• _What the task asks_
Your task is to copy every record exactly.

########################################

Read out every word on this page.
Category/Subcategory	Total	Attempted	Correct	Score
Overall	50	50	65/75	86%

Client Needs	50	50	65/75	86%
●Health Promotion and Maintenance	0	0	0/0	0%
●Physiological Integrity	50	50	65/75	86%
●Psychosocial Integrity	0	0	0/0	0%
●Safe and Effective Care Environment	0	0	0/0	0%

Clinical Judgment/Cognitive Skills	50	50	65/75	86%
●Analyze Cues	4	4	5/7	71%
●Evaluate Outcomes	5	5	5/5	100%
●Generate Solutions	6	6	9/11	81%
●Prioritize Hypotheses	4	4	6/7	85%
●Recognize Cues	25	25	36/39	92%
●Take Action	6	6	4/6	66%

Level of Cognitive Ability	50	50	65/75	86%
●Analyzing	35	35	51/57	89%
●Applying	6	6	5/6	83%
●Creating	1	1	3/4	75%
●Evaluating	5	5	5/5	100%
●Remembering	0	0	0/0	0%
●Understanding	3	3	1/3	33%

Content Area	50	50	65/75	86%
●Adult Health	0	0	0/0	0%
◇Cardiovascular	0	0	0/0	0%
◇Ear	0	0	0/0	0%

########################################

• _Answer_
Read out every word on this page.
Category/Subcategory	Total	Attempted	Correct	Score
Overall	50	50	65/75	86%

Client Needs	50	50	65/75	86%
●Health Promotion and Maintenance	0	0	0/0	0%
●Physiological Integrity	50	50	65/75	86%
●Psychosocial Integrity	0	0	0/0	0%
●Safe and Effective Care Environment	0	0	0/0	0%

Clinical Judgment/Cognitive Skills	50	50	65/75	86%
●Analyze Cues	4	4	5/7	71%
●Evaluate Outcomes	5	5	5/5	100%
●Generate Solutions	6	6	9/11	81%
●Prioritize Hypotheses	4	4	6/7	85%
●Recognize Cues	25	25	36/39	92%
●Take Action	6	6	4/6	66%

Level of Cognitive Ability	50	50	65/75	86%
●Analyzing	35	35	51/57	89%
●Applying	6	6	5/6	83%
●Creating	1	1	3/4	75%
●Evaluating	5	5	5/5	100%
●Remembering	0	0	0/0	0%
●Understanding	3	3	1/3	33%

Content Area	50	50	65/75	86%
●Adult Health	0	0	0/0	0%
◇Cardiovascular	0	0	0/0	0%
◇Ear	0	0	0/0	0%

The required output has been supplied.